▶ **Instructions for the task**: If a line of the data below holds the word "UCVA", list it.

___

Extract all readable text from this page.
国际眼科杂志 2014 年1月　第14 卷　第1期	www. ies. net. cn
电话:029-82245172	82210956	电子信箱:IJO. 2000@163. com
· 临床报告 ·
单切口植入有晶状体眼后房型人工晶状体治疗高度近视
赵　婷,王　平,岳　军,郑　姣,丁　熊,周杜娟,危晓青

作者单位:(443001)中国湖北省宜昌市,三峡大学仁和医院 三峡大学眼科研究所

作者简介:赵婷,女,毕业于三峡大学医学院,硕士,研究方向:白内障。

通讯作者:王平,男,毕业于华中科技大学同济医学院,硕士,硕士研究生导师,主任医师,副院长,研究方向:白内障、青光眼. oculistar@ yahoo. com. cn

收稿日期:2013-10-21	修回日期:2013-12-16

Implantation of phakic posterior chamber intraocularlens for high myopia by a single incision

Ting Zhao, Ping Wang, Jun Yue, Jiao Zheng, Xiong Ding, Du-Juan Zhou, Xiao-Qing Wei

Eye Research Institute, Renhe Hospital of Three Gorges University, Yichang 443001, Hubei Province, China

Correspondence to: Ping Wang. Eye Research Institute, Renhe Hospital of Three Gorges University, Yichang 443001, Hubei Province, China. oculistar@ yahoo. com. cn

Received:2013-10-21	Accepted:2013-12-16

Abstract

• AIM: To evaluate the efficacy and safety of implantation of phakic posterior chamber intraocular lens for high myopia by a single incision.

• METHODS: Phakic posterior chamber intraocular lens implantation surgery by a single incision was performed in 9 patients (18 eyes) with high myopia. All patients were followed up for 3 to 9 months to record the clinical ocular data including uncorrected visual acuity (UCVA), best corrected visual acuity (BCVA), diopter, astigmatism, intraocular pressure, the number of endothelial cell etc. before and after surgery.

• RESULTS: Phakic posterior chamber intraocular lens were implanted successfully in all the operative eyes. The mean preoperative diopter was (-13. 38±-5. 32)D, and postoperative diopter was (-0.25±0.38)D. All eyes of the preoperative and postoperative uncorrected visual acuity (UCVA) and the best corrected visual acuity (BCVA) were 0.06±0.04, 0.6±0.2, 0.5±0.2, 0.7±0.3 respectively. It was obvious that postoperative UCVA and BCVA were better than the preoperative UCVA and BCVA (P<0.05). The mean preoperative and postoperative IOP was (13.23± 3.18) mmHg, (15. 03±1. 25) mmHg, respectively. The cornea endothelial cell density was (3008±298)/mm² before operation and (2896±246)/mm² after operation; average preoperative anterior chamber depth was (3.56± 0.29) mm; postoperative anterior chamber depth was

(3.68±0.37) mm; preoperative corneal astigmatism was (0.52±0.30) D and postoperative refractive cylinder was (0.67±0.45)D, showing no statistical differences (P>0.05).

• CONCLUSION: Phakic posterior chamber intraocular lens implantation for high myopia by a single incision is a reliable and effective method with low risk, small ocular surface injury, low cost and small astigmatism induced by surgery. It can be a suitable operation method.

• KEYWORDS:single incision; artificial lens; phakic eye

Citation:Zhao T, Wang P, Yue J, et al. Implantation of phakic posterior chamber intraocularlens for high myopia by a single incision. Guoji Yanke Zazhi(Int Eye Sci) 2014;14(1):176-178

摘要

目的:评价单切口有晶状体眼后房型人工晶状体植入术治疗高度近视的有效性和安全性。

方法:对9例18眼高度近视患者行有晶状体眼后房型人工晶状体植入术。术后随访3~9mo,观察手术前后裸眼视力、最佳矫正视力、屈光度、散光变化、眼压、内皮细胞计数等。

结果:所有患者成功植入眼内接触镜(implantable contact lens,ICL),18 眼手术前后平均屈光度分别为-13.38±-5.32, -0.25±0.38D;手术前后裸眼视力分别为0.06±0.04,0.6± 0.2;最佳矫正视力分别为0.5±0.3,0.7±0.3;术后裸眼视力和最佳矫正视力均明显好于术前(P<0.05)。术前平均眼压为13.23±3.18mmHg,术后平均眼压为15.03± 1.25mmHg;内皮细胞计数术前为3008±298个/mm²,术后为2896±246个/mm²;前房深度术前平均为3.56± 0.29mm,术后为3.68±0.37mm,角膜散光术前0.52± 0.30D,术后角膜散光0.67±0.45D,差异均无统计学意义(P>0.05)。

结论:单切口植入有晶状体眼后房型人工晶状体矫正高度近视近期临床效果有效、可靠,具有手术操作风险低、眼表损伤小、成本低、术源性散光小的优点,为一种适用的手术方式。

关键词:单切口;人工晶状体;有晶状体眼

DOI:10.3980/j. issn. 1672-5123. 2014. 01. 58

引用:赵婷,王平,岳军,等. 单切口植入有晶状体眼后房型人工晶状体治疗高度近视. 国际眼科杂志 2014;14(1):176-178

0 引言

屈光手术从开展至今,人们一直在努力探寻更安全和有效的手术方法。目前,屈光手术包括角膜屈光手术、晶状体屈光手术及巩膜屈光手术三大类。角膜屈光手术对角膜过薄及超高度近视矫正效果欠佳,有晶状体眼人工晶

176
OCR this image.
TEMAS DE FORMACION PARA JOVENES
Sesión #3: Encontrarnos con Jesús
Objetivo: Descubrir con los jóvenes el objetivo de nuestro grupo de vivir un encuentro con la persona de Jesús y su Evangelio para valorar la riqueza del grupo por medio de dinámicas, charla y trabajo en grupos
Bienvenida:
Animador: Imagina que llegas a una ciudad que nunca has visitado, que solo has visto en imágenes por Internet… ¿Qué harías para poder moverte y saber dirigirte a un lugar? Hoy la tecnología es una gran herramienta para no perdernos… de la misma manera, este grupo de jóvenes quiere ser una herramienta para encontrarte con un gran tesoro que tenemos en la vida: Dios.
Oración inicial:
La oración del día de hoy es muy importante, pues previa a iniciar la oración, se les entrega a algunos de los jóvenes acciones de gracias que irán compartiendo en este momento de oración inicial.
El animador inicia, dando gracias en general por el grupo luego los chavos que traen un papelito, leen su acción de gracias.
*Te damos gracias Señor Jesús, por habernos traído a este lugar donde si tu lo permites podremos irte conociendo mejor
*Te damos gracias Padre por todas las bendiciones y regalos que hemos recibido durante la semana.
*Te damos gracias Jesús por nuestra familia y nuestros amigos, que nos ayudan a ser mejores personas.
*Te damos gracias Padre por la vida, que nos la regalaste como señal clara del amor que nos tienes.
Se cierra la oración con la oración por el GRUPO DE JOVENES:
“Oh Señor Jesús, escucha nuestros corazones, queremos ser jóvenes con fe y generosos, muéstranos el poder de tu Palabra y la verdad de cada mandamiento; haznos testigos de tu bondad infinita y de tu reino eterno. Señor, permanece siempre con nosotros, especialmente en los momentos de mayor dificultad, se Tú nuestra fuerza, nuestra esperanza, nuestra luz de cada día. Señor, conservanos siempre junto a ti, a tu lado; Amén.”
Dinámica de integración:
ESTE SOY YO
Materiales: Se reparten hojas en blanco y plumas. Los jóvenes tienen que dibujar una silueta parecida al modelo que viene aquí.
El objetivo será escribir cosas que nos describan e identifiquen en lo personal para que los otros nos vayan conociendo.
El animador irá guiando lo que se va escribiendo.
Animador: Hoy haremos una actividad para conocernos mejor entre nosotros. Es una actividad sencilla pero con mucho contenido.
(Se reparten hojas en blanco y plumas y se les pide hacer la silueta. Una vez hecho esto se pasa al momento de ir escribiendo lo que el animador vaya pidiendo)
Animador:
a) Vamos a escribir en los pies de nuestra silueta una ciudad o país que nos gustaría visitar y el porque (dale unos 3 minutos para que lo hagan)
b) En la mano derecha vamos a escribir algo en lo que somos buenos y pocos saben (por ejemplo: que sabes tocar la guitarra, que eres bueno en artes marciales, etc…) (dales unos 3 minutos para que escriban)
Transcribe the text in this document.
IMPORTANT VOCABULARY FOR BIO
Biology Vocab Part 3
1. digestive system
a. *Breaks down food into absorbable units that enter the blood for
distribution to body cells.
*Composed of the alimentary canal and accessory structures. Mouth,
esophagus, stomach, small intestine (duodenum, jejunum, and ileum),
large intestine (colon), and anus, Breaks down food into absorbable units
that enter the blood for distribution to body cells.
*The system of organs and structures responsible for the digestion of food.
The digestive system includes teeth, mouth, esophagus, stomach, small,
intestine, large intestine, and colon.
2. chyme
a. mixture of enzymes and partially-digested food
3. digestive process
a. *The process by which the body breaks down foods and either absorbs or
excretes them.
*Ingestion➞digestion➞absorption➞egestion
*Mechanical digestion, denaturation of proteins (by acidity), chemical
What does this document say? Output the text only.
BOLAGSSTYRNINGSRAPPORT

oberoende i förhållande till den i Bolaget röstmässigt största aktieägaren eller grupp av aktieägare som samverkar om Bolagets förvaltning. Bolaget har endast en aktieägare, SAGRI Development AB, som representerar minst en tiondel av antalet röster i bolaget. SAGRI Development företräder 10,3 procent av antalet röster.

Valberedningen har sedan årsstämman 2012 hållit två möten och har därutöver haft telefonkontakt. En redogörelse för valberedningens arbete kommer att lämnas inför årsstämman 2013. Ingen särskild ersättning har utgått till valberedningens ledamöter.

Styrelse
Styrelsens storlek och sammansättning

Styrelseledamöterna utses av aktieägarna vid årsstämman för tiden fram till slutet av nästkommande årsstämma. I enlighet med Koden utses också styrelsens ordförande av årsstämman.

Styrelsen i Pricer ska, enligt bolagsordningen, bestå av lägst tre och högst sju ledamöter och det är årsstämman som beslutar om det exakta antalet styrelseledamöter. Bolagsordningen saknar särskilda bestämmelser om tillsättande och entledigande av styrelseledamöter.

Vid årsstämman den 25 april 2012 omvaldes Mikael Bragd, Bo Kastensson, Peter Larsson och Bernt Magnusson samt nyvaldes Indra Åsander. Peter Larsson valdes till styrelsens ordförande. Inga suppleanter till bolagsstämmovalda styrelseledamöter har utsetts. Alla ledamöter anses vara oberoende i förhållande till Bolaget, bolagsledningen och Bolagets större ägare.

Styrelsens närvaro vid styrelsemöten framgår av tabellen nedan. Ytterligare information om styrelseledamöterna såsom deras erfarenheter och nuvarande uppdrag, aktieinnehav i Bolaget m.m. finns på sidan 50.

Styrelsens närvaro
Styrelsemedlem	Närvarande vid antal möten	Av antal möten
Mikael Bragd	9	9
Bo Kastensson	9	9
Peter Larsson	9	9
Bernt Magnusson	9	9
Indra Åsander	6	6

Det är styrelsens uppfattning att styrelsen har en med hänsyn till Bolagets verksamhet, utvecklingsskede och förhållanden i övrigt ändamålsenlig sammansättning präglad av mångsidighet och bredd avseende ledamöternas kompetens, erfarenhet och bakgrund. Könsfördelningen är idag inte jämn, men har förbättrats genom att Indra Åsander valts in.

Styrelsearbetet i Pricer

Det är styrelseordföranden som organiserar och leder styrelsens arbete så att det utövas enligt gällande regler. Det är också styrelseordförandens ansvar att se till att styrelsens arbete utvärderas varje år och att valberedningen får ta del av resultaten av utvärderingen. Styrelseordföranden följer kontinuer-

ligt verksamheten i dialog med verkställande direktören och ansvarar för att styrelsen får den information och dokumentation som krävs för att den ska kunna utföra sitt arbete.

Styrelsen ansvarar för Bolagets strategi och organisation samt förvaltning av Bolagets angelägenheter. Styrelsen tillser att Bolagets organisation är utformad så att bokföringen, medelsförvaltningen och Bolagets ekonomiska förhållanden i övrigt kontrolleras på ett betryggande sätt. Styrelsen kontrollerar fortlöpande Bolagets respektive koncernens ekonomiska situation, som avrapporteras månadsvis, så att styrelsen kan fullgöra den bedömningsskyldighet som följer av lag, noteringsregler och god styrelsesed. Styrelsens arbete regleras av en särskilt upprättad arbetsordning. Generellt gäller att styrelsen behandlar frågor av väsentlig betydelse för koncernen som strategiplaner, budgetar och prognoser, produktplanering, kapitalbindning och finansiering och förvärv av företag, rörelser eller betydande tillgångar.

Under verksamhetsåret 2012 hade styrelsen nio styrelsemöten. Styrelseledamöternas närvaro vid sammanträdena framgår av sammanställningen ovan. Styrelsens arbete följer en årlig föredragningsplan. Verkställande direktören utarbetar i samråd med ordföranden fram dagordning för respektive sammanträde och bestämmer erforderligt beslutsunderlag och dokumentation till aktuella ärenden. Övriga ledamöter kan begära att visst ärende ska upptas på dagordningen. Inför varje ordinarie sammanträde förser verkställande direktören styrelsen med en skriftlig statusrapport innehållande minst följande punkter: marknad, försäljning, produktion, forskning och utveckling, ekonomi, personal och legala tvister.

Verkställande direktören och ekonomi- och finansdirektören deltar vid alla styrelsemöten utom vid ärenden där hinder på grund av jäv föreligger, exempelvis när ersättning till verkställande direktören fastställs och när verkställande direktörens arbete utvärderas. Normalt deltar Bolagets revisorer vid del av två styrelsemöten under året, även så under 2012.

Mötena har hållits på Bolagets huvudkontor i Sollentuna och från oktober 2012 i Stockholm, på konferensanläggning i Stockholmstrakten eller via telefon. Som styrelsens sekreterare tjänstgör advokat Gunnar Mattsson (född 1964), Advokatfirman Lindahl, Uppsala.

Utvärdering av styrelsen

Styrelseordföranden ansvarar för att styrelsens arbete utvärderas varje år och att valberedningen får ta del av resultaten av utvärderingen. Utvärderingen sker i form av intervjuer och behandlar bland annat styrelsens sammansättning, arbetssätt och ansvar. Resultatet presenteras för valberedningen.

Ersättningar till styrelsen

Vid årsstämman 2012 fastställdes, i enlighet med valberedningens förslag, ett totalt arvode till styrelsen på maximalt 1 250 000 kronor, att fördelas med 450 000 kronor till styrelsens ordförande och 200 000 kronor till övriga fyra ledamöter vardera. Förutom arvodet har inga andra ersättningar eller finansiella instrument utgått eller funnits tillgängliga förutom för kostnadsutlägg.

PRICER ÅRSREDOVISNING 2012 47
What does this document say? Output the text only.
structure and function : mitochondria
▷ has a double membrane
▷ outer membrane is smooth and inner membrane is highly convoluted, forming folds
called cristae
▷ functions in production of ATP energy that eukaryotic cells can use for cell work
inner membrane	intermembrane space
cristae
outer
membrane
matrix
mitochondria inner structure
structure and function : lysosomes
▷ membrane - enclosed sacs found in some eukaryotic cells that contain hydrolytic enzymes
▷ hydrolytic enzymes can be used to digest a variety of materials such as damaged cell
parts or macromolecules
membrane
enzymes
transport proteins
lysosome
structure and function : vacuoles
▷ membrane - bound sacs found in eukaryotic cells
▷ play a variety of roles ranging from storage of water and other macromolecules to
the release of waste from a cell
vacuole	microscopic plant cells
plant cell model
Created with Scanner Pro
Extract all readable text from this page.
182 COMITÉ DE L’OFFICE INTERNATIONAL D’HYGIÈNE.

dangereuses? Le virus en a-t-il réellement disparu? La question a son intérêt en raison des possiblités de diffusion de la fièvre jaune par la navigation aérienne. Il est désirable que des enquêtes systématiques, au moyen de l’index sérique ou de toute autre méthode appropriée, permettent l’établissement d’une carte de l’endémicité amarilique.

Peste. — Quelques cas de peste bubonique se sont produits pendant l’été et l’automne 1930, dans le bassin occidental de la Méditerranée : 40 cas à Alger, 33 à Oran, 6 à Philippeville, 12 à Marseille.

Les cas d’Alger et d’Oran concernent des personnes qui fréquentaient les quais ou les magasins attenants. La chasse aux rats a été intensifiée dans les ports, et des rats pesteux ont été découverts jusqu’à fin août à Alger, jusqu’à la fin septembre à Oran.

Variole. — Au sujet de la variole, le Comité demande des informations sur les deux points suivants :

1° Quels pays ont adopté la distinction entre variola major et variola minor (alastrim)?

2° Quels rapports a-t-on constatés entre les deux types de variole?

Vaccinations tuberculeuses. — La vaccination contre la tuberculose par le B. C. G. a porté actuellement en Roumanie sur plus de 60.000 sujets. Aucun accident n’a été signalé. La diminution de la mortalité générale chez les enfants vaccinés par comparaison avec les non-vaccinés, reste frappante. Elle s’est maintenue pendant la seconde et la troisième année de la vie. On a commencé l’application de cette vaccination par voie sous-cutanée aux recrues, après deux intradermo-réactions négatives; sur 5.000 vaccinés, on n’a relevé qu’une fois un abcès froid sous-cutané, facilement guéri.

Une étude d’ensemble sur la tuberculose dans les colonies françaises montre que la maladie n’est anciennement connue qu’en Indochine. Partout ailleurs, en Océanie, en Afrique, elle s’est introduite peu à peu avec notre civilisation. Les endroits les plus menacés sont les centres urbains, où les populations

___

▶ **Written solution**:
• METHODS: Phakic posterior chamber intraocular lens implantation surgery by a single incision was performed in 9 patients (18 eyes) with high myopia. All patients were followed up for 3 to 9 months to record the clinical ocular data including uncorrected visual acuity (UCVA), best corrected visual acuity (BCVA), diopter, astigmatism, intraocular pressure, the number of endothelial cell etc. before and after surgery.
• RESULTS: Phakic posterior chamber intraocular lens were implanted successfully in all the operative eyes. The mean preoperative diopter was (-13. 38±-5. 32)D, and postoperative diopter was (-0.25±0.38)D. All eyes of the preoperative and postoperative uncorrected visual acuity (UCVA) and the best corrected visual acuity (BCVA) were 0.06±0.04, 0.6±0.2, 0.5±0.2, 0.7±0.3 respectively. It was obvious that postoperative UCVA and BCVA were better than the preoperative UCVA and BCVA (P<0.05). The mean preoperative and postoperative IOP was (13.23± 3.18) mmHg, (15. 03±1. 25) mmHg, respectively. The cornea endothelial cell density was (3008±298)/mm² before operation and (2896±246)/mm² after operation; average preoperative anterior chamber depth was (3.56± 0.29) mm; postoperative anterior chamber depth was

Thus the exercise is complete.